• What the exercise asks: Leave out the pictures and repeat the rest of the material exactly.

• Input rows:
= = = = =

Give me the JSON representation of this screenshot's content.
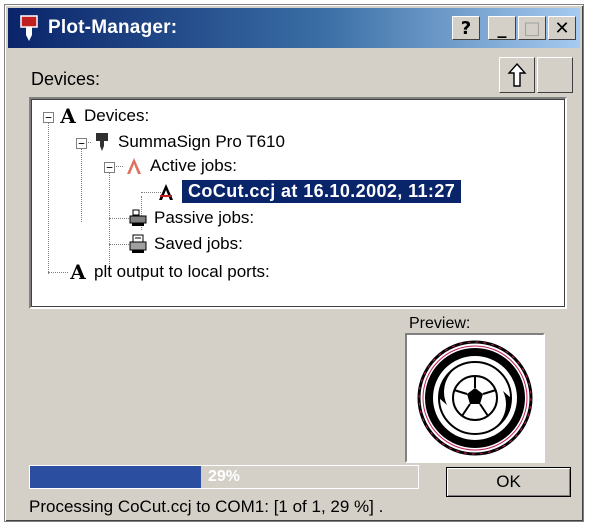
{
  "window": {
    "title": "Plot-Manager:",
    "buttons": {
      "help": "?",
      "minimize": "_",
      "maximize": "□",
      "close": "✕"
    }
  },
  "devices_label": "Devices:",
  "toolbar": {
    "up_icon": "up-arrow-icon",
    "blank_icon": "blank-icon"
  },
  "tree": {
    "root": {
      "label": "Devices:",
      "expander": "−"
    },
    "device": {
      "label": "SummaSign Pro T610",
      "expander": "−"
    },
    "active_jobs": {
      "label": "Active jobs:",
      "expander": "−"
    },
    "active_job_item": {
      "label": "CoCut.ccj at 16.10.2002, 11:27",
      "selected": true
    },
    "passive_jobs": {
      "label": "Passive jobs:"
    },
    "saved_jobs": {
      "label": "Saved jobs:"
    },
    "plt_output": {
      "label": "plt output to local ports:"
    }
  },
  "preview": {
    "label": "Preview:"
  },
  "progress": {
    "percent": 29,
    "text": "29%"
  },
  "ok_button": {
    "label": "OK"
  },
  "status": {
    "text": "Processing CoCut.ccj to COM1: [1 of 1, 29 %] ."
  },
  "colors": {
    "titlebar_start": "#0a246a",
    "titlebar_end": "#a6caf0",
    "selection": "#0a246a",
    "progress_fill": "#2c4ea0",
    "dialog_face": "#d4d0c8"
  }
}
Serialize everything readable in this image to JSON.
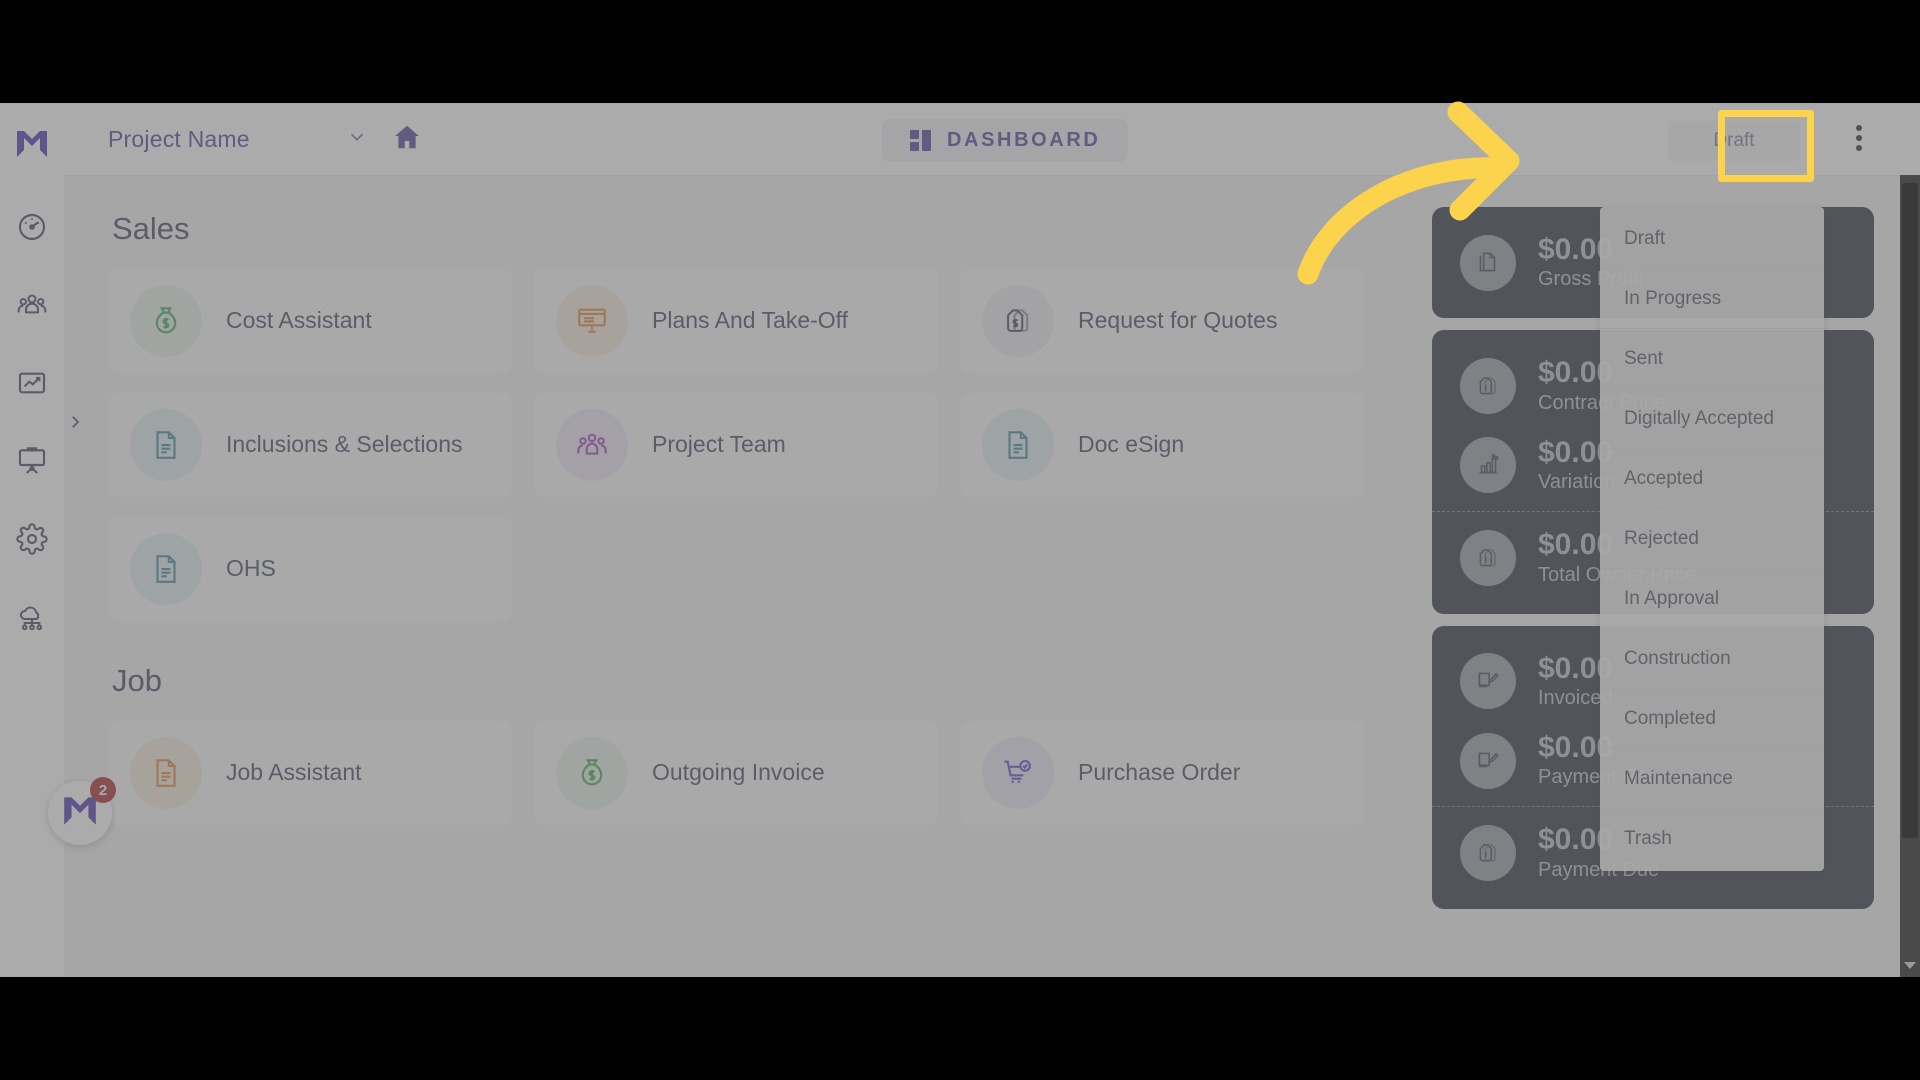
{
  "topbar": {
    "project_selector": {
      "label": "Project Name",
      "chevron_icon": "chevron-down-icon"
    },
    "home_icon": "home-icon",
    "dashboard_tab": {
      "label": "DASHBOARD",
      "icon": "grid-icon"
    },
    "status_chip": {
      "label": "Draft"
    },
    "kebab_icon": "more-vertical-icon"
  },
  "sidebar": {
    "logo_icon": "app-logo-icon",
    "expand_icon": "chevron-right-icon",
    "items": [
      {
        "icon": "speedometer-icon",
        "name": "dashboard"
      },
      {
        "icon": "people-group-icon",
        "name": "team"
      },
      {
        "icon": "chart-line-icon",
        "name": "reports"
      },
      {
        "icon": "presentation-board-icon",
        "name": "presentation"
      },
      {
        "icon": "gear-icon",
        "name": "settings"
      },
      {
        "icon": "cloud-network-icon",
        "name": "integrations"
      }
    ]
  },
  "main": {
    "sections": [
      {
        "title": "Sales",
        "tiles": [
          {
            "label": "Cost Assistant",
            "icon": "money-bag-icon",
            "style": "b-green"
          },
          {
            "label": "Plans And Take-Off",
            "icon": "presentation-board-icon",
            "style": "b-orange"
          },
          {
            "label": "Request for Quotes",
            "icon": "price-tag-dollar-icon",
            "style": "b-grey"
          },
          {
            "label": "Inclusions & Selections",
            "icon": "document-lines-icon",
            "style": "b-teal"
          },
          {
            "label": "Project Team",
            "icon": "people-group-icon",
            "style": "b-purple"
          },
          {
            "label": "Doc eSign",
            "icon": "document-lines-icon",
            "style": "b-teal"
          },
          {
            "label": "OHS",
            "icon": "document-lines-icon",
            "style": "b-teal"
          }
        ]
      },
      {
        "title": "Job",
        "tiles": [
          {
            "label": "Job Assistant",
            "icon": "document-lines-icon",
            "style": "b-orange"
          },
          {
            "label": "Outgoing Invoice",
            "icon": "money-bag-icon",
            "style": "b-green"
          },
          {
            "label": "Purchase Order",
            "icon": "cart-check-icon",
            "style": "b-indigo"
          }
        ]
      }
    ]
  },
  "metrics": {
    "cards": [
      {
        "rows": [
          {
            "value": "$0.00",
            "label": "Gross Profit",
            "icon": "document-copy-icon",
            "dashed": false
          }
        ]
      },
      {
        "rows": [
          {
            "value": "$0.00",
            "label": "Contract Price",
            "icon": "price-tag-dollar-icon",
            "dashed": false
          },
          {
            "value": "$0.00",
            "label": "Variation",
            "icon": "bar-chart-percent-icon",
            "dashed": false
          },
          {
            "value": "$0.00",
            "label": "Total Owner Price",
            "icon": "price-tag-dollar-icon",
            "dashed": true
          }
        ]
      },
      {
        "rows": [
          {
            "value": "$0.00",
            "label": "Invoiced",
            "icon": "invoice-edit-icon",
            "dashed": false
          },
          {
            "value": "$0.00",
            "label": "Payment Received",
            "icon": "invoice-edit-icon",
            "dashed": false
          },
          {
            "value": "$0.00",
            "label": "Payment Due",
            "icon": "price-tag-dollar-icon",
            "dashed": true
          }
        ]
      }
    ]
  },
  "status_dropdown": {
    "options": [
      {
        "label": "Draft"
      },
      {
        "label": "In Progress"
      },
      {
        "label": "Sent"
      },
      {
        "label": "Digitally Accepted"
      },
      {
        "label": "Accepted"
      },
      {
        "label": "Rejected"
      },
      {
        "label": "In Approval"
      },
      {
        "label": "Construction"
      },
      {
        "label": "Completed"
      },
      {
        "label": "Maintenance"
      },
      {
        "label": "Trash"
      }
    ]
  },
  "chat_widget": {
    "badge": "2",
    "icon": "app-logo-icon"
  },
  "annotation": {
    "highlight_color": "#fbd34d",
    "arrow_icon": "curved-arrow-right-icon",
    "target": "Draft"
  },
  "colors": {
    "brand_purple": "#3a2f8f",
    "panel_dark": "#161c2e",
    "accent_yellow": "#fbd34d",
    "badge_red": "#9b1111"
  }
}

= = = = =

• The result:
Give me the JSON representation of this screenshot's content.
{
  "window": {
    "title": "Plot-Manager:",
    "buttons": {
      "help": "?",
      "minimize": "_",
      "maximize": "□",
      "close": "✕"
    }
  },
  "devices_label": "Devices:",
  "toolbar": {
    "up_icon": "up-arrow-icon",
    "blank_icon": "blank-icon"
  },
  "tree": {
    "root": {
      "label": "Devices:",
      "expander": "−"
    },
    "device": {
      "label": "SummaSign Pro T610",
      "expander": "−"
    },
    "active_jobs": {
      "label": "Active jobs:",
      "expander": "−"
    },
    "active_job_item": {
      "label": "CoCut.ccj at 16.10.2002, 11:27",
      "selected": true
    },
    "passive_jobs": {
      "label": "Passive jobs:"
    },
    "saved_jobs": {
      "label": "Saved jobs:"
    },
    "plt_output": {
      "label": "plt output to local ports:"
    }
  },
  "preview": {
    "label": "Preview:"
  },
  "progress": {
    "percent": 29,
    "text": "29%"
  },
  "ok_button": {
    "label": "OK"
  },
  "status": {
    "text": "Processing CoCut.ccj to COM1: [1 of 1, 29 %] ."
  },
  "colors": {
    "titlebar_start": "#0a246a",
    "titlebar_end": "#a6caf0",
    "selection": "#0a246a",
    "progress_fill": "#2c4ea0",
    "dialog_face": "#d4d0c8"
  }
}
Serialize everything readable in this image to JSON.
{
  "topbar": {
    "project_selector": {
      "label": "Project Name",
      "chevron_icon": "chevron-down-icon"
    },
    "home_icon": "home-icon",
    "dashboard_tab": {
      "label": "DASHBOARD",
      "icon": "grid-icon"
    },
    "status_chip": {
      "label": "Draft"
    },
    "kebab_icon": "more-vertical-icon"
  },
  "sidebar": {
    "logo_icon": "app-logo-icon",
    "expand_icon": "chevron-right-icon",
    "items": [
      {
        "icon": "speedometer-icon",
        "name": "dashboard"
      },
      {
        "icon": "people-group-icon",
        "name": "team"
      },
      {
        "icon": "chart-line-icon",
        "name": "reports"
      },
      {
        "icon": "presentation-board-icon",
        "name": "presentation"
      },
      {
        "icon": "gear-icon",
        "name": "settings"
      },
      {
        "icon": "cloud-network-icon",
        "name": "integrations"
      }
    ]
  },
  "main": {
    "sections": [
      {
        "title": "Sales",
        "tiles": [
          {
            "label": "Cost Assistant",
            "icon": "money-bag-icon",
            "style": "b-green"
          },
          {
            "label": "Plans And Take-Off",
            "icon": "presentation-board-icon",
            "style": "b-orange"
          },
          {
            "label": "Request for Quotes",
            "icon": "price-tag-dollar-icon",
            "style": "b-grey"
          },
          {
            "label": "Inclusions & Selections",
            "icon": "document-lines-icon",
            "style": "b-teal"
          },
          {
            "label": "Project Team",
            "icon": "people-group-icon",
            "style": "b-purple"
          },
          {
            "label": "Doc eSign",
            "icon": "document-lines-icon",
            "style": "b-teal"
          },
          {
            "label": "OHS",
            "icon": "document-lines-icon",
            "style": "b-teal"
          }
        ]
      },
      {
        "title": "Job",
        "tiles": [
          {
            "label": "Job Assistant",
            "icon": "document-lines-icon",
            "style": "b-orange"
          },
          {
            "label": "Outgoing Invoice",
            "icon": "money-bag-icon",
            "style": "b-green"
          },
          {
            "label": "Purchase Order",
            "icon": "cart-check-icon",
            "style": "b-indigo"
          }
        ]
      }
    ]
  },
  "metrics": {
    "cards": [
      {
        "rows": [
          {
            "value": "$0.00",
            "label": "Gross Profit",
            "icon": "document-copy-icon",
            "dashed": false
          }
        ]
      },
      {
        "rows": [
          {
            "value": "$0.00",
            "label": "Contract Price",
            "icon": "price-tag-dollar-icon",
            "dashed": false
          },
          {
            "value": "$0.00",
            "label": "Variation",
            "icon": "bar-chart-percent-icon",
            "dashed": false
          },
          {
            "value": "$0.00",
            "label": "Total Owner Price",
            "icon": "price-tag-dollar-icon",
            "dashed": true
          }
        ]
      },
      {
        "rows": [
          {
            "value": "$0.00",
            "label": "Invoiced",
            "icon": "invoice-edit-icon",
            "dashed": false
          },
          {
            "value": "$0.00",
            "label": "Payment Received",
            "icon": "invoice-edit-icon",
            "dashed": false
          },
          {
            "value": "$0.00",
            "label": "Payment Due",
            "icon": "price-tag-dollar-icon",
            "dashed": true
          }
        ]
      }
    ]
  },
  "status_dropdown": {
    "options": [
      {
        "label": "Draft"
      },
      {
        "label": "In Progress"
      },
      {
        "label": "Sent"
      },
      {
        "label": "Digitally Accepted"
      },
      {
        "label": "Accepted"
      },
      {
        "label": "Rejected"
      },
      {
        "label": "In Approval"
      },
      {
        "label": "Construction"
      },
      {
        "label": "Completed"
      },
      {
        "label": "Maintenance"
      },
      {
        "label": "Trash"
      }
    ]
  },
  "chat_widget": {
    "badge": "2",
    "icon": "app-logo-icon"
  },
  "annotation": {
    "highlight_color": "#fbd34d",
    "arrow_icon": "curved-arrow-right-icon",
    "target": "Draft"
  },
  "colors": {
    "brand_purple": "#3a2f8f",
    "panel_dark": "#161c2e",
    "accent_yellow": "#fbd34d",
    "badge_red": "#9b1111"
  }
}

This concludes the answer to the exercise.